__SHORT PROBLEM__:
Repeat all of the records verbatim.

__MATERIAL SUPPLIED__:
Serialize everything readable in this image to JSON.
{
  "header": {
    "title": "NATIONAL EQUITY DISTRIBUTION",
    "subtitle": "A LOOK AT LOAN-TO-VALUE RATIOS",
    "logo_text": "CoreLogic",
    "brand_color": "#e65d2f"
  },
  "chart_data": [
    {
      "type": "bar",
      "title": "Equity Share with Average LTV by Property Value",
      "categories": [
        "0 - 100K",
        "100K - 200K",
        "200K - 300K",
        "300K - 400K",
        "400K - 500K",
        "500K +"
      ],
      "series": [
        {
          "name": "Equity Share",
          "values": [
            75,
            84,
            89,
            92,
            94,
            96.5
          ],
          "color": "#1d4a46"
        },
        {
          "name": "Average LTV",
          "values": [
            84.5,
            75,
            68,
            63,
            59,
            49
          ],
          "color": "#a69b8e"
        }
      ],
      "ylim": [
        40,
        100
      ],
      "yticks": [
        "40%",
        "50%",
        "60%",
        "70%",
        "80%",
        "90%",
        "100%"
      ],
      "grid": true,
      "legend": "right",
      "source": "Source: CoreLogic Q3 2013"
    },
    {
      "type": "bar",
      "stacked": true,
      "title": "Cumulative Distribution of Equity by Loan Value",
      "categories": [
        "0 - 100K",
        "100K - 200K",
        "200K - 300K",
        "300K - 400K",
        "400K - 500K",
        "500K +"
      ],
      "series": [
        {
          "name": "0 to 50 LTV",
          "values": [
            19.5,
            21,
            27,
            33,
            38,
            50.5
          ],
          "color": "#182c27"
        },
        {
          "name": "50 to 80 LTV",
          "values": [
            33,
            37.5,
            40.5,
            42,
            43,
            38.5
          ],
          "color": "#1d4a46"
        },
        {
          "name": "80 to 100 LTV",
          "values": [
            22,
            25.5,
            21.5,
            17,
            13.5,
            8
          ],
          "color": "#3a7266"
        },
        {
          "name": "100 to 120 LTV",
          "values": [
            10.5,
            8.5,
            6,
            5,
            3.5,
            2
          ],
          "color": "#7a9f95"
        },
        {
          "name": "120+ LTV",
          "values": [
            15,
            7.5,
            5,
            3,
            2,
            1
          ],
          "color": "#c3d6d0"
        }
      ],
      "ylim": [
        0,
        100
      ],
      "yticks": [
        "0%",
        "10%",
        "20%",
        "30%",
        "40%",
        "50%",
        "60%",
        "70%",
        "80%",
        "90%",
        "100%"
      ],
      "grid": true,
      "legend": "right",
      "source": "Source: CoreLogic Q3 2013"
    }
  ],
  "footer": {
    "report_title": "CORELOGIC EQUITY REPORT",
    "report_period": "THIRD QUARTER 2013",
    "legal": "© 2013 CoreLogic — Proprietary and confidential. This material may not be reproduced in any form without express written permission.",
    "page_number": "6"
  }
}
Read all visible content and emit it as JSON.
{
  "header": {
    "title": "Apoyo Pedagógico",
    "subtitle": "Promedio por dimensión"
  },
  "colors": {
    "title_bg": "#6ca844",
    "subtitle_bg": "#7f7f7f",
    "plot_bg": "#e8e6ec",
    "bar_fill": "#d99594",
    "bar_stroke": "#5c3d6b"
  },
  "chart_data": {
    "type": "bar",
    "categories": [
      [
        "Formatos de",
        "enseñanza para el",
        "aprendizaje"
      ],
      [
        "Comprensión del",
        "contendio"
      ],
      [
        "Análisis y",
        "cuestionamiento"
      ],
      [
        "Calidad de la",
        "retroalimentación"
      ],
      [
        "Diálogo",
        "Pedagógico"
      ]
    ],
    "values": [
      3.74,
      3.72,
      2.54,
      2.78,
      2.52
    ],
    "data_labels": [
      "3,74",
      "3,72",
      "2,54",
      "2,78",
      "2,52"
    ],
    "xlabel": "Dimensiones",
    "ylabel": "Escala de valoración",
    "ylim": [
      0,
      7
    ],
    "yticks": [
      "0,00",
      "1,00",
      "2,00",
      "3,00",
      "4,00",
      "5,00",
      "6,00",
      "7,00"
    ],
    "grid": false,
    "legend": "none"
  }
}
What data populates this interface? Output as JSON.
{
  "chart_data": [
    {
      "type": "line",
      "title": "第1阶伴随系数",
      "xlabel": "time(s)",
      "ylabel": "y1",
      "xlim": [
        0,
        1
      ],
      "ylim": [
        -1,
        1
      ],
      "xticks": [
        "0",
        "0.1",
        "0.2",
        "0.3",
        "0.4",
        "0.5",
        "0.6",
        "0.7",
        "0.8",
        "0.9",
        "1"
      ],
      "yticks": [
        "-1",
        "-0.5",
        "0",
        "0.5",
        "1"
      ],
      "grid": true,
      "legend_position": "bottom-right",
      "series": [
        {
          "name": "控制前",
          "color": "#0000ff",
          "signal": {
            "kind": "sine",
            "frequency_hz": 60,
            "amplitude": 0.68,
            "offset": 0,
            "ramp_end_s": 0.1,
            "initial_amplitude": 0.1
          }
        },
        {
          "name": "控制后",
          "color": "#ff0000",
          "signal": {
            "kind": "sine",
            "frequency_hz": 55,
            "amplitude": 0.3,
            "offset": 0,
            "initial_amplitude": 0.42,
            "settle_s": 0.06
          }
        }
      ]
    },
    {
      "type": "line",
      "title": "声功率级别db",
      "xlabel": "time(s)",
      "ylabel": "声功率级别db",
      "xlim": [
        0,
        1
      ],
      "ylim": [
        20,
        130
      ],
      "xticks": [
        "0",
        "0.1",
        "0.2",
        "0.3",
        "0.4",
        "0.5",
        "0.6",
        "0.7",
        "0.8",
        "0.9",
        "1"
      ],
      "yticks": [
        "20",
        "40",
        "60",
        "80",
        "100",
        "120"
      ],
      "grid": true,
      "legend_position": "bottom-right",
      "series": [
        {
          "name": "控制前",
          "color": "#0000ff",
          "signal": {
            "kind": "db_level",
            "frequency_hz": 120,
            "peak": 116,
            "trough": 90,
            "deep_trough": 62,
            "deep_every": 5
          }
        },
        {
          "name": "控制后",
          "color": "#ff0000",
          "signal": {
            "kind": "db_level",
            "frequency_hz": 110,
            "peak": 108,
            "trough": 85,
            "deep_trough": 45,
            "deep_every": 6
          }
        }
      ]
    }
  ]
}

__EXERCISE RESULT__:
Serialize everything readable in this image to JSON.
{
  "header": {
    "title": "NATIONAL EQUITY DISTRIBUTION",
    "subtitle": "A LOOK AT LOAN-TO-VALUE RATIOS",
    "logo_text": "CoreLogic",
    "brand_color": "#e65d2f"
  },
  "chart_data": [
    {
      "type": "bar",
      "title": "Equity Share with Average LTV by Property Value",
      "categories": [
        "0 - 100K",
        "100K - 200K",
        "200K - 300K",
        "300K - 400K",
        "400K - 500K",
        "500K +"
      ],
      "series": [
        {
          "name": "Equity Share",
          "values": [
            75,
            84,
            89,
            92,
            94,
            96.5
          ],
          "color": "#1d4a46"
        },
        {
          "name": "Average LTV",
          "values": [
            84.5,
            75,
            68,
            63,
            59,
            49
          ],
          "color": "#a69b8e"
        }
      ],
      "ylim": [
        40,
        100
      ],
      "yticks": [
        "40%",
        "50%",
        "60%",
        "70%",
        "80%",
        "90%",
        "100%"
      ],
      "grid": true,
      "legend": "right",
      "source": "Source: CoreLogic Q3 2013"
    },
    {
      "type": "bar",
      "stacked": true,
      "title": "Cumulative Distribution of Equity by Loan Value",
      "categories": [
        "0 - 100K",
        "100K - 200K",
        "200K - 300K",
        "300K - 400K",
        "400K - 500K",
        "500K +"
      ],
      "series": [
        {
          "name": "0 to 50 LTV",
          "values": [
            19.5,
            21,
            27,
            33,
            38,
            50.5
          ],
          "color": "#182c27"
        },
        {
          "name": "50 to 80 LTV",
          "values": [
            33,
            37.5,
            40.5,
            42,
            43,
            38.5
          ],
          "color": "#1d4a46"
        },
        {
          "name": "80 to 100 LTV",
          "values": [
            22,
            25.5,
            21.5,
            17,
            13.5,
            8
          ],
          "color": "#3a7266"
        },
        {
          "name": "100 to 120 LTV",
          "values": [
            10.5,
            8.5,
            6,
            5,
            3.5,
            2
          ],
          "color": "#7a9f95"
        },
        {
          "name": "120+ LTV",
          "values": [
            15,
            7.5,
            5,
            3,
            2,
            1
          ],
          "color": "#c3d6d0"
        }
      ],
      "ylim": [
        0,
        100
      ],
      "yticks": [
        "0%",
        "10%",
        "20%",
        "30%",
        "40%",
        "50%",
        "60%",
        "70%",
        "80%",
        "90%",
        "100%"
      ],
      "grid": true,
      "legend": "right",
      "source": "Source: CoreLogic Q3 2013"
    }
  ],
  "footer": {
    "report_title": "CORELOGIC EQUITY REPORT",
    "report_period": "THIRD QUARTER 2013",
    "legal": "© 2013 CoreLogic — Proprietary and confidential. This material may not be reproduced in any form without express written permission.",
    "page_number": "6"
  }
}
Read all visible content and emit it as JSON.
{
  "header": {
    "title": "Apoyo Pedagógico",
    "subtitle": "Promedio por dimensión"
  },
  "colors": {
    "title_bg": "#6ca844",
    "subtitle_bg": "#7f7f7f",
    "plot_bg": "#e8e6ec",
    "bar_fill": "#d99594",
    "bar_stroke": "#5c3d6b"
  },
  "chart_data": {
    "type": "bar",
    "categories": [
      [
        "Formatos de",
        "enseñanza para el",
        "aprendizaje"
      ],
      [
        "Comprensión del",
        "contendio"
      ],
      [
        "Análisis y",
        "cuestionamiento"
      ],
      [
        "Calidad de la",
        "retroalimentación"
      ],
      [
        "Diálogo",
        "Pedagógico"
      ]
    ],
    "values": [
      3.74,
      3.72,
      2.54,
      2.78,
      2.52
    ],
    "data_labels": [
      "3,74",
      "3,72",
      "2,54",
      "2,78",
      "2,52"
    ],
    "xlabel": "Dimensiones",
    "ylabel": "Escala de valoración",
    "ylim": [
      0,
      7
    ],
    "yticks": [
      "0,00",
      "1,00",
      "2,00",
      "3,00",
      "4,00",
      "5,00",
      "6,00",
      "7,00"
    ],
    "grid": false,
    "legend": "none"
  }
}
What data populates this interface? Output as JSON.
{
  "chart_data": [
    {
      "type": "line",
      "title": "第1阶伴随系数",
      "xlabel": "time(s)",
      "ylabel": "y1",
      "xlim": [
        0,
        1
      ],
      "ylim": [
        -1,
        1
      ],
      "xticks": [
        "0",
        "0.1",
        "0.2",
        "0.3",
        "0.4",
        "0.5",
        "0.6",
        "0.7",
        "0.8",
        "0.9",
        "1"
      ],
      "yticks": [
        "-1",
        "-0.5",
        "0",
        "0.5",
        "1"
      ],
      "grid": true,
      "legend_position": "bottom-right",
      "series": [
        {
          "name": "控制前",
          "color": "#0000ff",
          "signal": {
            "kind": "sine",
            "frequency_hz": 60,
            "amplitude": 0.68,
            "offset": 0,
            "ramp_end_s": 0.1,
            "initial_amplitude": 0.1
          }
        },
        {
          "name": "控制后",
          "color": "#ff0000",
          "signal": {
            "kind": "sine",
            "frequency_hz": 55,
            "amplitude": 0.3,
            "offset": 0,
            "initial_amplitude": 0.42,
            "settle_s": 0.06
          }
        }
      ]
    },
    {
      "type": "line",
      "title": "声功率级别db",
      "xlabel": "time(s)",
      "ylabel": "声功率级别db",
      "xlim": [
        0,
        1
      ],
      "ylim": [
        20,
        130
      ],
      "xticks": [
        "0",
        "0.1",
        "0.2",
        "0.3",
        "0.4",
        "0.5",
        "0.6",
        "0.7",
        "0.8",
        "0.9",
        "1"
      ],
      "yticks": [
        "20",
        "40",
        "60",
        "80",
        "100",
        "120"
      ],
      "grid": true,
      "legend_position": "bottom-right",
      "series": [
        {
          "name": "控制前",
          "color": "#0000ff",
          "signal": {
            "kind": "db_level",
            "frequency_hz": 120,
            "peak": 116,
            "trough": 90,
            "deep_trough": 62,
            "deep_every": 5
          }
        },
        {
          "name": "控制后",
          "color": "#ff0000",
          "signal": {
            "kind": "db_level",
            "frequency_hz": 110,
            "peak": 108,
            "trough": 85,
            "deep_trough": 45,
            "deep_every": 6
          }
        }
      ]
    }
  ]
}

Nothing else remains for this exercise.